Data to process:
==================================================
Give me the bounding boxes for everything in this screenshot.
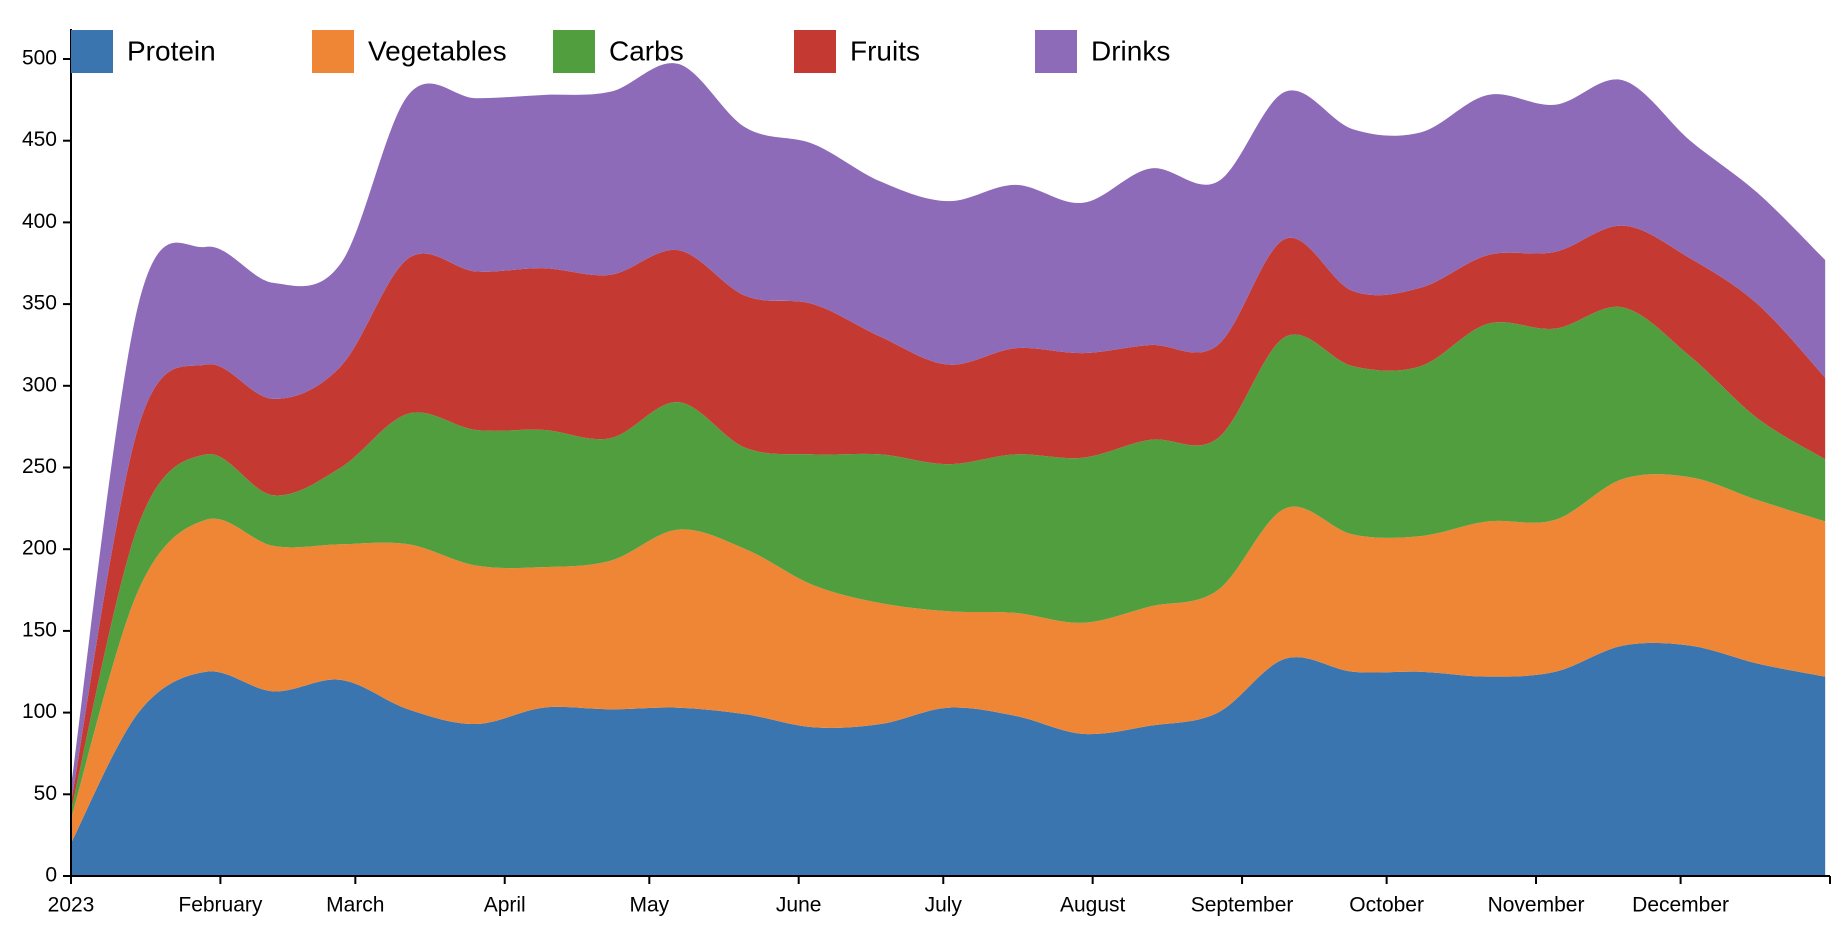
y-tick-label: 0 [45,864,57,887]
area [71,63,1826,803]
y-tick-label: 300 [22,373,57,396]
x-tick-label: December [1632,894,1729,917]
y-tick-label: 100 [22,700,57,723]
legend-label: Protein [127,35,216,66]
x-tick-label: July [925,894,963,917]
x-tick-label: April [484,894,526,917]
x-tick-label: June [776,894,822,917]
x-tick-label: August [1060,894,1126,917]
y-tick-label: 400 [22,210,57,233]
x-tick-label: 2023 [48,894,95,917]
x-tick-label: November [1488,894,1585,917]
legend-swatch [1035,30,1077,73]
legend-label: Drinks [1091,35,1170,66]
x-tick-label: February [178,894,263,917]
legend-label: Carbs [609,35,684,66]
x-tick-label: March [326,894,384,917]
area [71,642,1826,876]
legend-swatch [794,30,836,73]
legend-swatch [312,30,354,73]
x-tick-label: May [629,894,669,917]
y-tick-label: 200 [22,537,57,560]
y-tick-label: 50 [34,782,57,805]
legend-label: Vegetables [368,35,507,66]
y-tick-label: 350 [22,292,57,315]
y-tick-label: 450 [22,128,57,151]
y-tick-label: 150 [22,618,57,641]
legend-swatch [553,30,595,73]
area [71,306,1826,819]
x-tick-label: October [1349,894,1424,917]
area [71,225,1826,811]
legend-swatch [71,30,113,73]
y-tick-label: 250 [22,455,57,478]
legend-label: Fruits [850,35,920,66]
y-tick-label: 500 [22,47,57,70]
x-tick-label: September [1191,894,1294,917]
area [71,474,1826,844]
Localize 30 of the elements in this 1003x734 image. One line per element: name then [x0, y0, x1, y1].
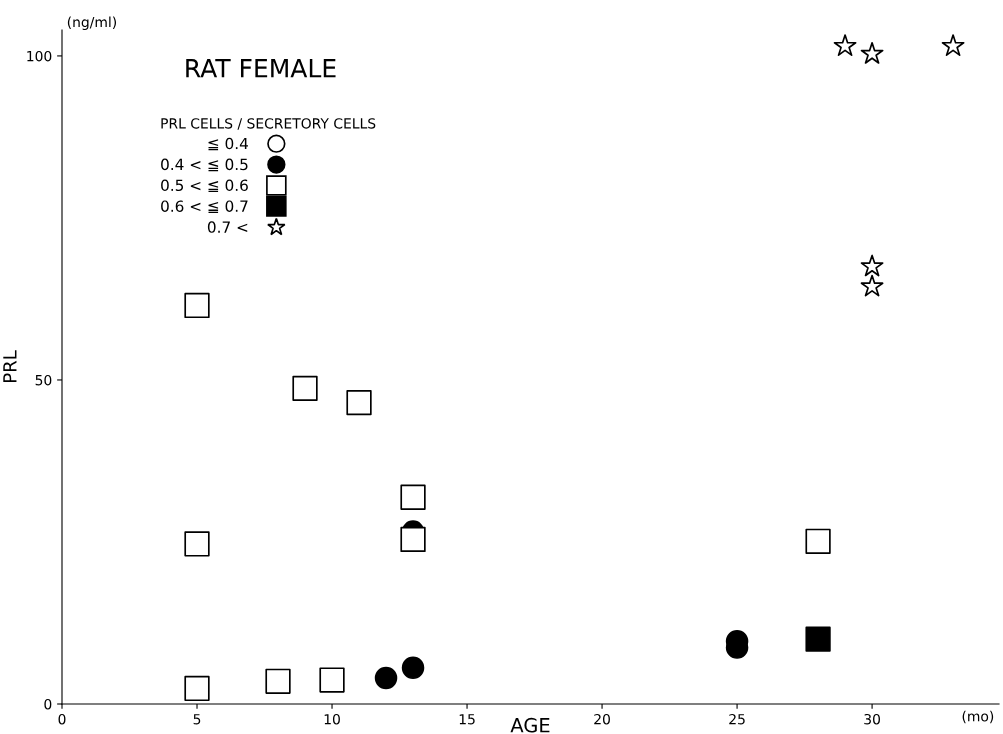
legend-label: 0.7 < — [207, 221, 248, 233]
point — [833, 34, 857, 57]
point — [805, 626, 831, 652]
y-tick-label: 100 — [27, 50, 52, 62]
point — [401, 656, 425, 679]
x-tick-label: 15 — [459, 714, 475, 725]
legend-label: 0.6 < ≦ 0.7 — [161, 200, 248, 214]
point — [860, 254, 884, 277]
x-tick-label: 10 — [324, 713, 340, 725]
x-tick-label: 30 — [864, 713, 880, 725]
y-axis-title: PRL — [3, 350, 17, 382]
x-tick-label: 0 — [58, 713, 66, 725]
x-tick-label: 25 — [729, 713, 745, 725]
point — [400, 526, 426, 553]
point — [860, 42, 884, 64]
point — [374, 666, 398, 690]
x-tick-label: 20 — [594, 713, 610, 725]
y-tick-label: 50 — [35, 374, 52, 386]
text: RAT FEMALE — [186, 59, 336, 78]
point — [941, 34, 965, 57]
legend-label: 0.4 < ≦ 0.5 — [161, 158, 248, 172]
y-tick-label: 0 — [44, 698, 52, 710]
x-axis-title: AGE — [510, 717, 550, 733]
legend-title: PRL CELLS / SECRETORY CELLS — [161, 118, 376, 130]
text: (mo) — [962, 710, 994, 724]
legend-label: 0.5 < ≦ 0.6 — [161, 179, 248, 193]
point — [860, 274, 884, 297]
annotation: (ng/ml) — [67, 16, 117, 30]
legend-label: ≦ 0.4 — [208, 137, 248, 151]
x-tick-label: 5 — [193, 714, 201, 725]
==================================================
Instructions for the task:
Where a line of the records above holds the word "title", copy that line.

Result for this exercise:
y-axis-title: PRL — [3, 350, 17, 382]
x-axis-title: AGE — [510, 717, 550, 733]
legend-title: PRL CELLS / SECRETORY CELLS — [161, 118, 376, 130]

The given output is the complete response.